[Saved entries]
════
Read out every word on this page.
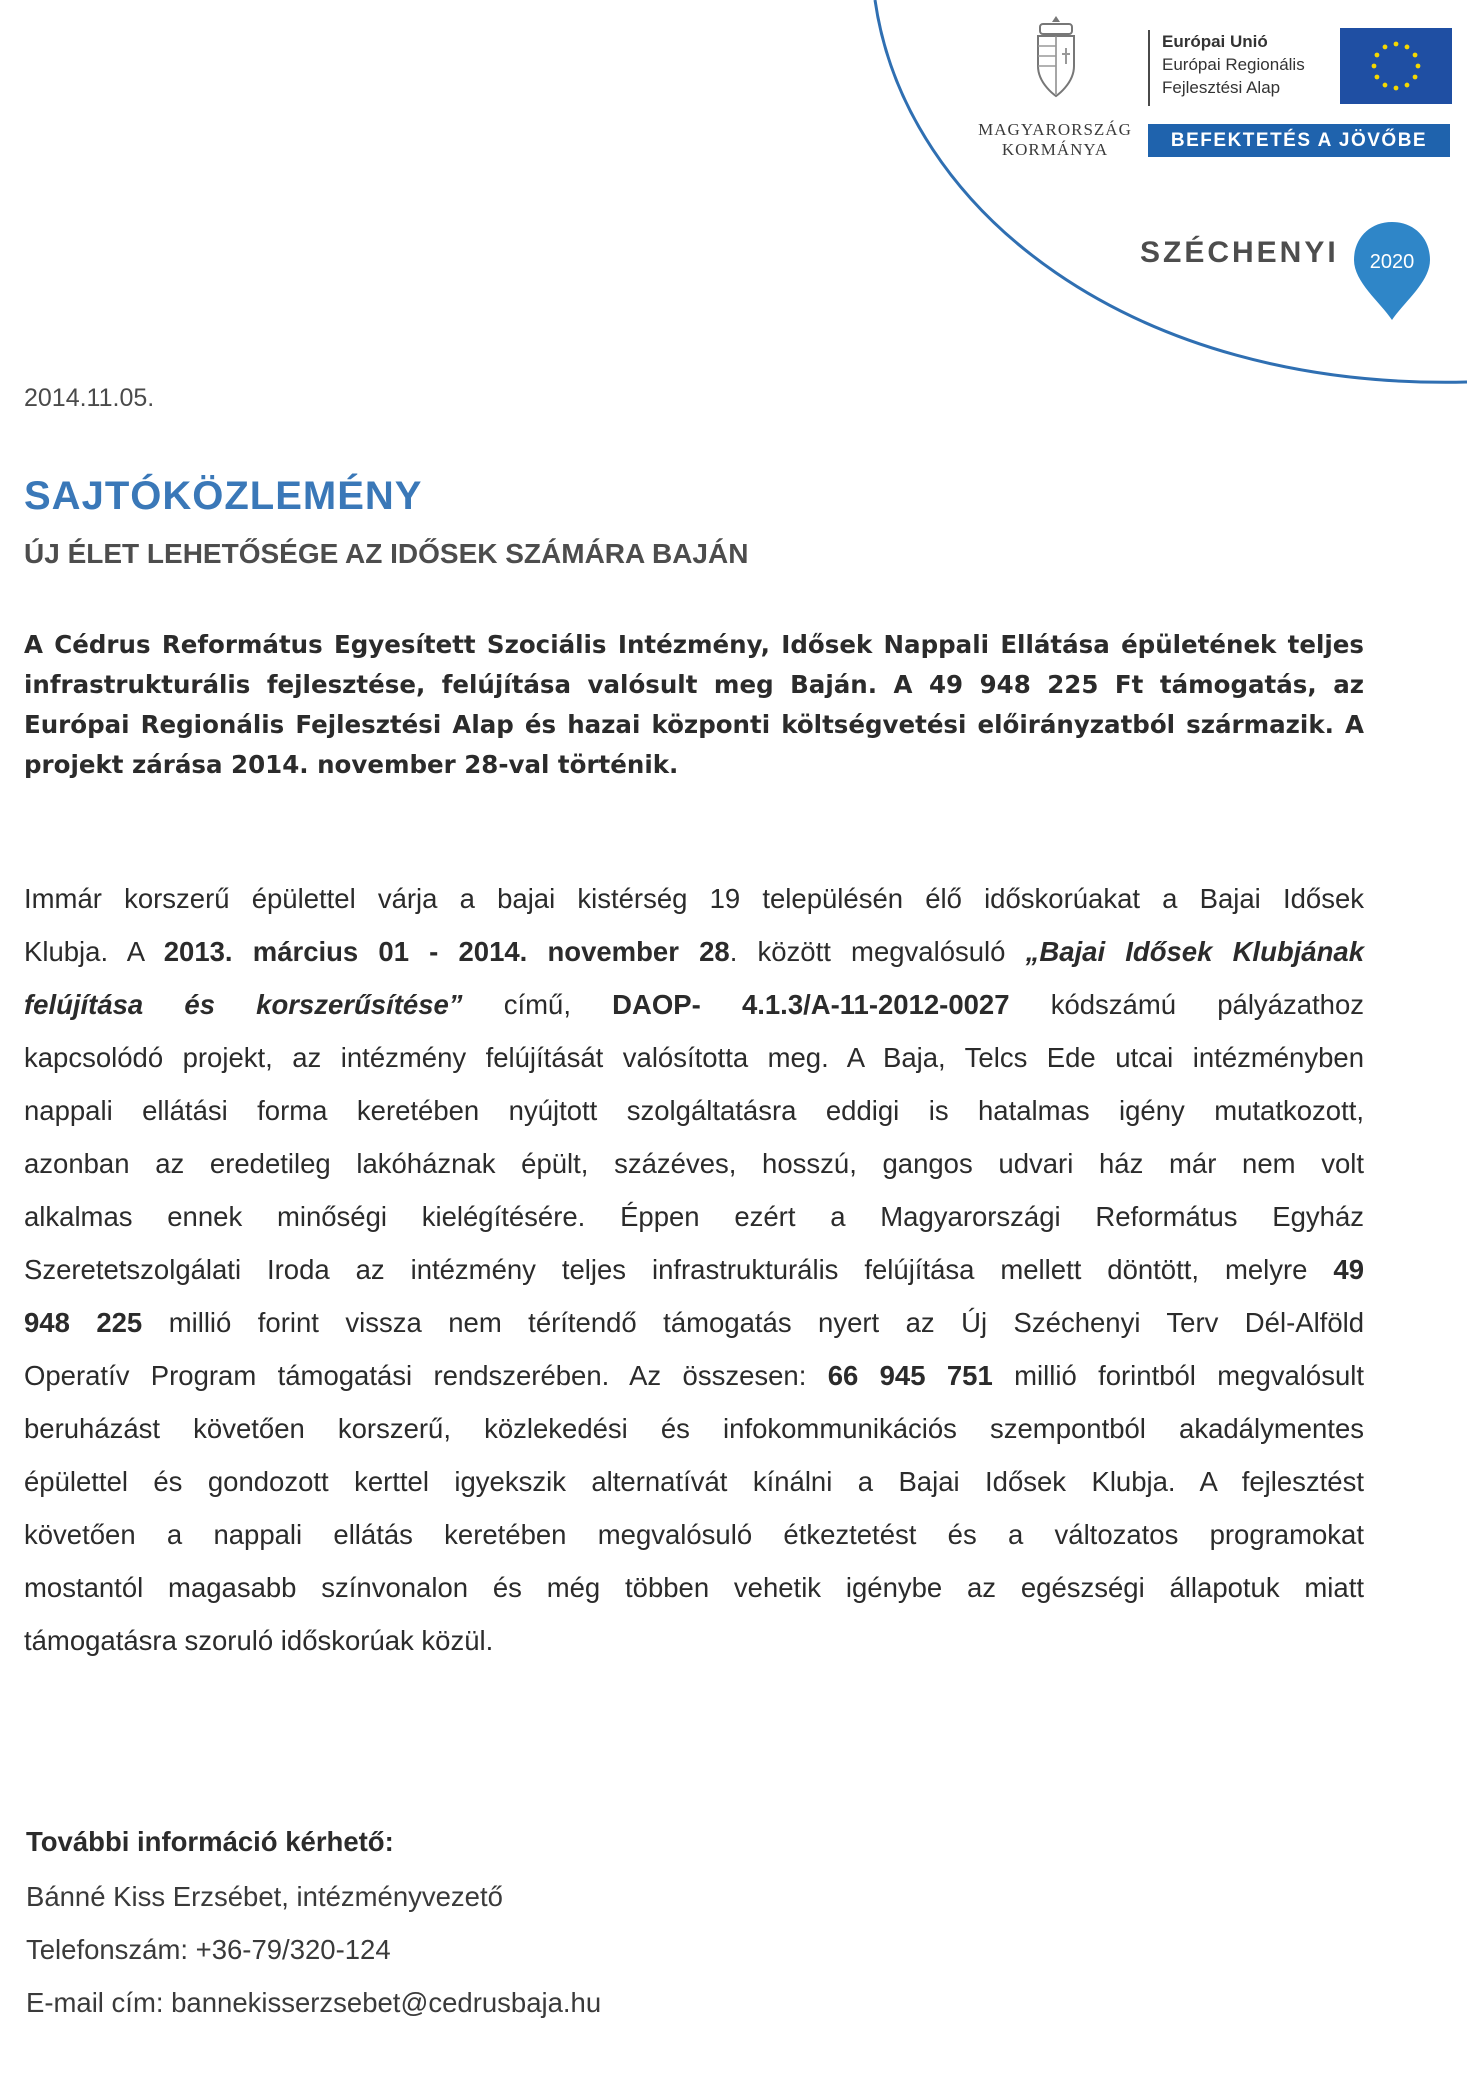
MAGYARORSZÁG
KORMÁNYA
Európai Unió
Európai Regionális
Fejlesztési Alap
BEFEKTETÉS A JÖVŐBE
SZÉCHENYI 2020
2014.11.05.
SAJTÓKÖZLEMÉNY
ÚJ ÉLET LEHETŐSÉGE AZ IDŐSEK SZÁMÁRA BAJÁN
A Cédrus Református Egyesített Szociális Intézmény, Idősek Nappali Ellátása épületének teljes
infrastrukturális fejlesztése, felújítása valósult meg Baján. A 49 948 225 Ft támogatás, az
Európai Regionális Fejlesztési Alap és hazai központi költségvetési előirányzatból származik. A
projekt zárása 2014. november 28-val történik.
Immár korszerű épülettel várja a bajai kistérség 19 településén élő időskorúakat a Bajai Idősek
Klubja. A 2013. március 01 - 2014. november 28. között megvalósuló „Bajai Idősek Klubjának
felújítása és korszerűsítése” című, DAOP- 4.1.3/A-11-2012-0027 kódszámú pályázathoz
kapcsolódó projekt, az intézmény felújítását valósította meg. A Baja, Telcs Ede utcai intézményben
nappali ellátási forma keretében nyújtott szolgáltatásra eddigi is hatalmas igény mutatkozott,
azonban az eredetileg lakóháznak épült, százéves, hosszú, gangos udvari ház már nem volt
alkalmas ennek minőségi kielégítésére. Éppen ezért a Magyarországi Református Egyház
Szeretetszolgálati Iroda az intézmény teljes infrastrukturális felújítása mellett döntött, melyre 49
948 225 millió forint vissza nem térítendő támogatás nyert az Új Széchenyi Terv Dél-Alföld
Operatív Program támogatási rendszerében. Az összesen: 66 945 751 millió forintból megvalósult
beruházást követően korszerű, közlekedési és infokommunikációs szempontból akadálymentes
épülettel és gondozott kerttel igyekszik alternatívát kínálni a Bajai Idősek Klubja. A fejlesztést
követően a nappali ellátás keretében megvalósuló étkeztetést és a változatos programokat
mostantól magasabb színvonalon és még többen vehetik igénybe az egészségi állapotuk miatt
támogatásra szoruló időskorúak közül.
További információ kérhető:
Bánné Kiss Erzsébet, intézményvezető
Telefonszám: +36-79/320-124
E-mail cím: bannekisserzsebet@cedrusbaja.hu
════
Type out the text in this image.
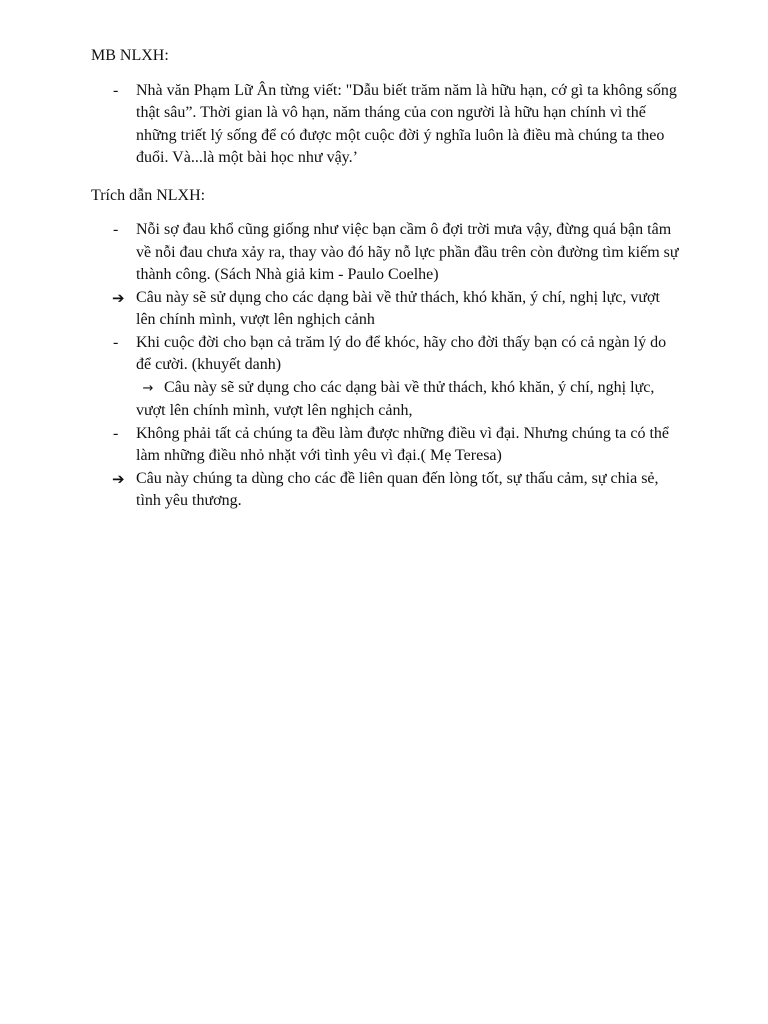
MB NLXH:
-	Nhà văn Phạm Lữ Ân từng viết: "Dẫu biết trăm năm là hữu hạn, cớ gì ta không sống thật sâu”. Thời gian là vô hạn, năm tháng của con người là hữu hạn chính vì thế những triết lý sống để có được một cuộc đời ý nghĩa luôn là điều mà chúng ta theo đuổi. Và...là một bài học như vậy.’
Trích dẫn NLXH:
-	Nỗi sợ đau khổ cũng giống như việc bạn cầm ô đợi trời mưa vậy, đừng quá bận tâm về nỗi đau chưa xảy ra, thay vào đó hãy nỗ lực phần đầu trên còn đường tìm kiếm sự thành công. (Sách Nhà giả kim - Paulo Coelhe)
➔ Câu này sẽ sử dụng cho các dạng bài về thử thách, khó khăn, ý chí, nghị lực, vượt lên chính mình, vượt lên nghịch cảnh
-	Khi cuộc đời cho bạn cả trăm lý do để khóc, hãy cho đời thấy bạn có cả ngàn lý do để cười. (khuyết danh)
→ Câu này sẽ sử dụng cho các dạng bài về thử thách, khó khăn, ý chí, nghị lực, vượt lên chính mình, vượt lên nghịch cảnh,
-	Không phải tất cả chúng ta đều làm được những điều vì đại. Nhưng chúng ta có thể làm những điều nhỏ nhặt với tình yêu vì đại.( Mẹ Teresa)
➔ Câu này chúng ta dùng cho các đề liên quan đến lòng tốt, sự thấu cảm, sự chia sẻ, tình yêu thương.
════
# Task instructions
From the records, copy every line that has the string "infrastrukturális" in it.

# Exercise solution
infrastrukturális fejlesztése, felújítása valósult meg Baján. A 49 948 225 Ft támogatás, az
Szeretetszolgálati Iroda az intézmény teljes infrastrukturális felújítása mellett döntött, melyre 49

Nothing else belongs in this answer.